======== Given information
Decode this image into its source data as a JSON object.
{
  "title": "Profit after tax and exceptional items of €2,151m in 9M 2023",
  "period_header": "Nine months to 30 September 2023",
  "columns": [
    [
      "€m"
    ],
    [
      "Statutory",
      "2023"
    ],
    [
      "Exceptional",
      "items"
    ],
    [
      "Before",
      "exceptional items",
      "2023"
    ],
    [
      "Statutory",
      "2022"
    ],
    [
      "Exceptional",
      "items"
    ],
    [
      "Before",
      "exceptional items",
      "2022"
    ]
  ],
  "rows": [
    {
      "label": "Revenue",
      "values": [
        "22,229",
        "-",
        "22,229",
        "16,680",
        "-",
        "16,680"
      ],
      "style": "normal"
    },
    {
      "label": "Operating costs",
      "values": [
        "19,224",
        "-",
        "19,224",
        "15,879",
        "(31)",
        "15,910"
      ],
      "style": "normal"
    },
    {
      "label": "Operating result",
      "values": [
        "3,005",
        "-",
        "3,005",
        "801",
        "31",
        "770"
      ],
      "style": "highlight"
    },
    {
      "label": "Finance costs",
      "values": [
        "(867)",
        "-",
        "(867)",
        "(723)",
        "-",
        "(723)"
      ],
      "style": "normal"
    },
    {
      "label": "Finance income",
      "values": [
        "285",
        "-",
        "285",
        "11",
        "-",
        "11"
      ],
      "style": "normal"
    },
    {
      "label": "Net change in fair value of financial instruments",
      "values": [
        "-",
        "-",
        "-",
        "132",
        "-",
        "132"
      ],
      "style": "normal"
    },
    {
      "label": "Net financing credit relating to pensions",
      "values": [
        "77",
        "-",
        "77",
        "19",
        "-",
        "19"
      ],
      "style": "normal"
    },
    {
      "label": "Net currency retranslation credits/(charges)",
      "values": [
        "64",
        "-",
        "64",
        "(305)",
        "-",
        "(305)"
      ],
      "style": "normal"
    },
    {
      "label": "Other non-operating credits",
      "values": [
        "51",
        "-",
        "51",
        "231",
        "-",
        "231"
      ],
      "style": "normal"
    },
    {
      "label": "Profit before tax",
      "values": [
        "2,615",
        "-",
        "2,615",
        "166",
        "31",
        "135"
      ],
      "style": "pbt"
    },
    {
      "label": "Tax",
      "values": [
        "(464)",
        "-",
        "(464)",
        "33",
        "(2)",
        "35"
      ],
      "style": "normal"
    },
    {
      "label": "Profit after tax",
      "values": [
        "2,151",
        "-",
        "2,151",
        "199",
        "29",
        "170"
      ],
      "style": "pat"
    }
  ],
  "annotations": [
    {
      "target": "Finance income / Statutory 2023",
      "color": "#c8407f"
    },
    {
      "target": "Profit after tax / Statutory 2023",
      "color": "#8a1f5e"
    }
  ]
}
================
Print the entries exactly. Include every one.

Decode this image into its source data as a JSON object.
{
  "title": "Profit after tax and exceptional items of €2,151m in 9M 2023",
  "period_header": "Nine months to 30 September 2023",
  "columns": [
    [
      "€m"
    ],
    [
      "Statutory",
      "2023"
    ],
    [
      "Exceptional",
      "items"
    ],
    [
      "Before",
      "exceptional items",
      "2023"
    ],
    [
      "Statutory",
      "2022"
    ],
    [
      "Exceptional",
      "items"
    ],
    [
      "Before",
      "exceptional items",
      "2022"
    ]
  ],
  "rows": [
    {
      "label": "Revenue",
      "values": [
        "22,229",
        "-",
        "22,229",
        "16,680",
        "-",
        "16,680"
      ],
      "style": "normal"
    },
    {
      "label": "Operating costs",
      "values": [
        "19,224",
        "-",
        "19,224",
        "15,879",
        "(31)",
        "15,910"
      ],
      "style": "normal"
    },
    {
      "label": "Operating result",
      "values": [
        "3,005",
        "-",
        "3,005",
        "801",
        "31",
        "770"
      ],
      "style": "highlight"
    },
    {
      "label": "Finance costs",
      "values": [
        "(867)",
        "-",
        "(867)",
        "(723)",
        "-",
        "(723)"
      ],
      "style": "normal"
    },
    {
      "label": "Finance income",
      "values": [
        "285",
        "-",
        "285",
        "11",
        "-",
        "11"
      ],
      "style": "normal"
    },
    {
      "label": "Net change in fair value of financial instruments",
      "values": [
        "-",
        "-",
        "-",
        "132",
        "-",
        "132"
      ],
      "style": "normal"
    },
    {
      "label": "Net financing credit relating to pensions",
      "values": [
        "77",
        "-",
        "77",
        "19",
        "-",
        "19"
      ],
      "style": "normal"
    },
    {
      "label": "Net currency retranslation credits/(charges)",
      "values": [
        "64",
        "-",
        "64",
        "(305)",
        "-",
        "(305)"
      ],
      "style": "normal"
    },
    {
      "label": "Other non-operating credits",
      "values": [
        "51",
        "-",
        "51",
        "231",
        "-",
        "231"
      ],
      "style": "normal"
    },
    {
      "label": "Profit before tax",
      "values": [
        "2,615",
        "-",
        "2,615",
        "166",
        "31",
        "135"
      ],
      "style": "pbt"
    },
    {
      "label": "Tax",
      "values": [
        "(464)",
        "-",
        "(464)",
        "33",
        "(2)",
        "35"
      ],
      "style": "normal"
    },
    {
      "label": "Profit after tax",
      "values": [
        "2,151",
        "-",
        "2,151",
        "199",
        "29",
        "170"
      ],
      "style": "pat"
    }
  ],
  "annotations": [
    {
      "target": "Finance income / Statutory 2023",
      "color": "#c8407f"
    },
    {
      "target": "Profit after tax / Statutory 2023",
      "color": "#8a1f5e"
    }
  ]
}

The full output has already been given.